Request:
Repeat the material below exactly, line for line.

## start Recorded data

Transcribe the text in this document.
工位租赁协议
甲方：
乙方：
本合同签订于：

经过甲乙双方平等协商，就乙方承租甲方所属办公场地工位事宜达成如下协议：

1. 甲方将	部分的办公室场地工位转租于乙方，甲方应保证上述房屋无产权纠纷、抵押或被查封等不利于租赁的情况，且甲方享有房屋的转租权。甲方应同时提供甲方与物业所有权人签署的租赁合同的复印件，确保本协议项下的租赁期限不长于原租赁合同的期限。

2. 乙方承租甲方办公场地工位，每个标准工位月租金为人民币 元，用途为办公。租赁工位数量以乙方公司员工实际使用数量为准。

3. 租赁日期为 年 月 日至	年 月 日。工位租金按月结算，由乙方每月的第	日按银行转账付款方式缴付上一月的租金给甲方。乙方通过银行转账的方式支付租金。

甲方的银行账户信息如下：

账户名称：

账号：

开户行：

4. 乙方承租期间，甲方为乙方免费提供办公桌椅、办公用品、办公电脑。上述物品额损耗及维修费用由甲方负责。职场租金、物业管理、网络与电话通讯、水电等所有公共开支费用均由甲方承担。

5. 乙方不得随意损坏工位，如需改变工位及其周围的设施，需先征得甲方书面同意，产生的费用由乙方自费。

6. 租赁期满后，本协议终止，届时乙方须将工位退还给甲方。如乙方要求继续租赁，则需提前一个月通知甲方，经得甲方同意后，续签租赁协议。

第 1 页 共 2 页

## end Recorded data

Correct answer:
Transcribe the text in this document.
工位租赁协议
甲方：
乙方：
本合同签订于：

经过甲乙双方平等协商，就乙方承租甲方所属办公场地工位事宜达成如下协议：

1. 甲方将	部分的办公室场地工位转租于乙方，甲方应保证上述房屋无产权纠纷、抵押或被查封等不利于租赁的情况，且甲方享有房屋的转租权。甲方应同时提供甲方与物业所有权人签署的租赁合同的复印件，确保本协议项下的租赁期限不长于原租赁合同的期限。

2. 乙方承租甲方办公场地工位，每个标准工位月租金为人民币 元，用途为办公。租赁工位数量以乙方公司员工实际使用数量为准。

3. 租赁日期为 年 月 日至	年 月 日。工位租金按月结算，由乙方每月的第	日按银行转账付款方式缴付上一月的租金给甲方。乙方通过银行转账的方式支付租金。

甲方的银行账户信息如下：

账户名称：

账号：

开户行：

4. 乙方承租期间，甲方为乙方免费提供办公桌椅、办公用品、办公电脑。上述物品额损耗及维修费用由甲方负责。职场租金、物业管理、网络与电话通讯、水电等所有公共开支费用均由甲方承担。

5. 乙方不得随意损坏工位，如需改变工位及其周围的设施，需先征得甲方书面同意，产生的费用由乙方自费。

6. 租赁期满后，本协议终止，届时乙方须将工位退还给甲方。如乙方要求继续租赁，则需提前一个月通知甲方，经得甲方同意后，续签租赁协议。

第 1 页 共 2 页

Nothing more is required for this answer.